### EXTRACTED INFORMATION

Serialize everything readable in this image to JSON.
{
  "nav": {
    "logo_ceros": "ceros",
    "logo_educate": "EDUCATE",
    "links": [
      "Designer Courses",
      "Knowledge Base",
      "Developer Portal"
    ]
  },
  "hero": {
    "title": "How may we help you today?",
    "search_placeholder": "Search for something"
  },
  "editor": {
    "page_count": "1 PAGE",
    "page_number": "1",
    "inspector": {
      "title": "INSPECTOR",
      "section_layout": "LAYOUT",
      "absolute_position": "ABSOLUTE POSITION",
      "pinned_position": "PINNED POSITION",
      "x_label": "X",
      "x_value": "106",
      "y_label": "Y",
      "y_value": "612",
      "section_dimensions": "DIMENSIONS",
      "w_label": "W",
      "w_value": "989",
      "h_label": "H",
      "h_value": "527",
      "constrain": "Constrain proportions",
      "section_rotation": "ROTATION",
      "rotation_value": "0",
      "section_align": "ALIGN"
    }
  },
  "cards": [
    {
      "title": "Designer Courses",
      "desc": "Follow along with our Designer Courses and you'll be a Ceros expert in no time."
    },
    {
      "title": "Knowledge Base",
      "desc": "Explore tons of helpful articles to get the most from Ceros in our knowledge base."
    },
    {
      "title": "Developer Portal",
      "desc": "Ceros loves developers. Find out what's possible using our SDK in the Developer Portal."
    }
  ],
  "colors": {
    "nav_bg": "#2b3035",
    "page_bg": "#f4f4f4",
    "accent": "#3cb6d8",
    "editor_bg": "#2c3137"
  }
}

### PROBLEM
Using the records above, say how many lines include the string "title". Only the number is wanted.

### FINAL RESULT
5